■ **Objective**
Read the entries below and pull out each line with the string "remis".

■ **Material provided**
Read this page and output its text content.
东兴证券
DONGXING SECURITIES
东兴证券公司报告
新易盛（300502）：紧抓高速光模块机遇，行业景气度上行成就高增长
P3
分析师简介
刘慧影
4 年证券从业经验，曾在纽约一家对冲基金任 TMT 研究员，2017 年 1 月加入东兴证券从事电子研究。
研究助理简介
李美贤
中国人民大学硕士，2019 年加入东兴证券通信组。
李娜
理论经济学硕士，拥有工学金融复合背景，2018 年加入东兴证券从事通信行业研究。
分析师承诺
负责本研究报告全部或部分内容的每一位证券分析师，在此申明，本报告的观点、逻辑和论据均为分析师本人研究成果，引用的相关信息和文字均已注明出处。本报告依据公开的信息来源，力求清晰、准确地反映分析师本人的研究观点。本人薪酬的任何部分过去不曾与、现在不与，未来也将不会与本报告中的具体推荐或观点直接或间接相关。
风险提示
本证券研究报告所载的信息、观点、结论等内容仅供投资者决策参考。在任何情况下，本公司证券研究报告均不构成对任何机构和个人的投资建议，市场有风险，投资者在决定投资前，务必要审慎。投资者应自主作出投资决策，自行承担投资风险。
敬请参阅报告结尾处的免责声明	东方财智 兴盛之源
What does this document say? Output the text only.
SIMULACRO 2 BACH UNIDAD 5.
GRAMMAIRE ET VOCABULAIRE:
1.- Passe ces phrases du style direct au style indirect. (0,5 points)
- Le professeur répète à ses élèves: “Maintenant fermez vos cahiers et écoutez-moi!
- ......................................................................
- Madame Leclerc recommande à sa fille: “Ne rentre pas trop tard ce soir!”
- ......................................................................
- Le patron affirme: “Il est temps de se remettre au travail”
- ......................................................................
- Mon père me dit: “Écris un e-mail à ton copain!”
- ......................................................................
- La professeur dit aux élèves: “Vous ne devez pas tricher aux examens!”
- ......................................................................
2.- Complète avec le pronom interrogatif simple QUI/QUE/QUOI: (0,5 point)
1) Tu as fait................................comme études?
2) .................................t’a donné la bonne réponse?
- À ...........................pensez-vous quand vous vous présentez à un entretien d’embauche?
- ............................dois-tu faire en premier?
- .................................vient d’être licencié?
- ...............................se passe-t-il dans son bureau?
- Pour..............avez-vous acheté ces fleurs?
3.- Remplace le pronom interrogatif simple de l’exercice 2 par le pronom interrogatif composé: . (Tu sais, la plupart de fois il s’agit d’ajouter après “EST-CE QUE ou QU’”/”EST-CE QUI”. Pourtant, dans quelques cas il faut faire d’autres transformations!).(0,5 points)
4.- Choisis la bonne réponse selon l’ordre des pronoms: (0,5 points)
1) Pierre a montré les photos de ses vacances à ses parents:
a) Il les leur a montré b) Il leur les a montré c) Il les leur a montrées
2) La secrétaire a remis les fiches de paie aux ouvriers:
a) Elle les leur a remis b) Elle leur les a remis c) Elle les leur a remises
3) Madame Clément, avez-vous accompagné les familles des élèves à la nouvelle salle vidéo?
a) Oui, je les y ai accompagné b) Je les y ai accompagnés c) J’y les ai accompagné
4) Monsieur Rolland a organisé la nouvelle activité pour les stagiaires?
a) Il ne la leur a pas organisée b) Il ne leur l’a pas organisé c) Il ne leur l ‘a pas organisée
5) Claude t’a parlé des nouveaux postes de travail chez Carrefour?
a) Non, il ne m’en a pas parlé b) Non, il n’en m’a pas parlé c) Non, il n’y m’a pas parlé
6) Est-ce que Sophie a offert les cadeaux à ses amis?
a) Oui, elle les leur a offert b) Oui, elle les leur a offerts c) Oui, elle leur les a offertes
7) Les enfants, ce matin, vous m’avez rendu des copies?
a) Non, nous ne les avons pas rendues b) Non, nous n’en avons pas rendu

■ **Response for this exercise**
2) La secrétaire a remis les fiches de paie aux ouvriers:
a) Elle les leur a remis b) Elle leur les a remis c) Elle les leur a remises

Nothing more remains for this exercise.